EXERCISE DESCRIPTION: Exactly as they appear, output all of the records. Skip any images.
-- BEGIN PROVIDED MATERIAL --
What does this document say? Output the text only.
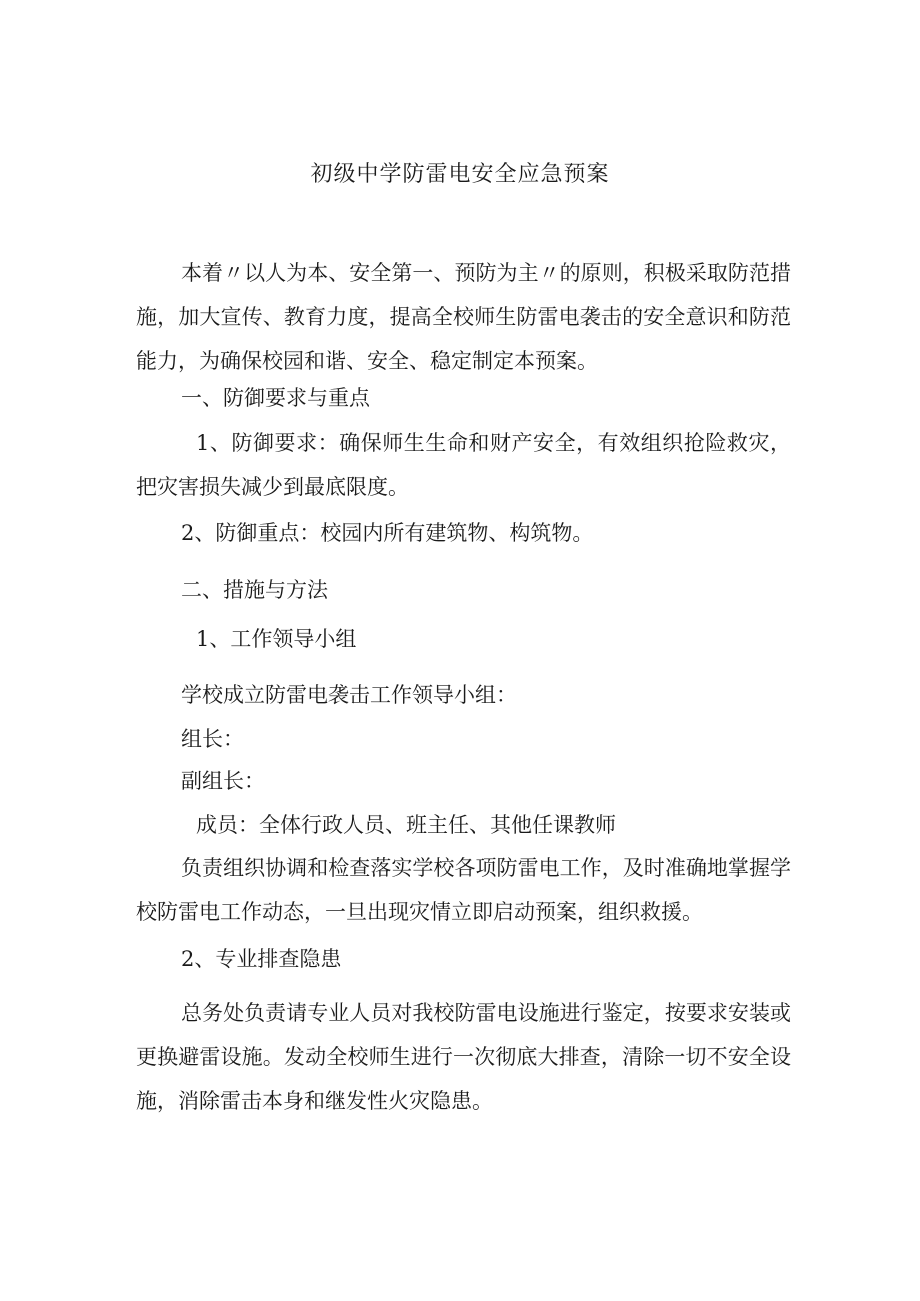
初级中学防雷电安全应急预案

本着〃以人为本、安全第一、预防为主〃的原则，积极采取防范措施，加大宣传、教育力度，提高全校师生防雷电袭击的安全意识和防范能力，为确保校园和谐、安全、稳定制定本预案。

一、防御要求与重点

1、防御要求：确保师生生命和财产安全，有效组织抢险救灾，把灾害损失减少到最底限度。

2、防御重点：校园内所有建筑物、构筑物。
二、措施与方法
1、工作领导小组
学校成立防雷电袭击工作领导小组：
组长：
副组长：
成员：全体行政人员、班主任、其他任课教师

负责组织协调和检查落实学校各项防雷电工作，及时准确地掌握学校防雷电工作动态，一旦出现灾情立即启动预案，组织救援。

2、专业排查隐患

总务处负责请专业人员对我校防雷电设施进行鉴定，按要求安装或更换避雷设施。发动全校师生进行一次彻底大排查，清除一切不安全设施，消除雷击本身和继发性火灾隐患。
-- END PROVIDED MATERIAL --
THE OUTPUT:
What does this document say? Output the text only.
初级中学防雷电安全应急预案

本着〃以人为本、安全第一、预防为主〃的原则，积极采取防范措施，加大宣传、教育力度，提高全校师生防雷电袭击的安全意识和防范能力，为确保校园和谐、安全、稳定制定本预案。

一、防御要求与重点

1、防御要求：确保师生生命和财产安全，有效组织抢险救灾，把灾害损失减少到最底限度。

2、防御重点：校园内所有建筑物、构筑物。
二、措施与方法
1、工作领导小组
学校成立防雷电袭击工作领导小组：
组长：
副组长：
成员：全体行政人员、班主任、其他任课教师

负责组织协调和检查落实学校各项防雷电工作，及时准确地掌握学校防雷电工作动态，一旦出现灾情立即启动预案，组织救援。

2、专业排查隐患

总务处负责请专业人员对我校防雷电设施进行鉴定，按要求安装或更换避雷设施。发动全校师生进行一次彻底大排查，清除一切不安全设施，消除雷击本身和继发性火灾隐患。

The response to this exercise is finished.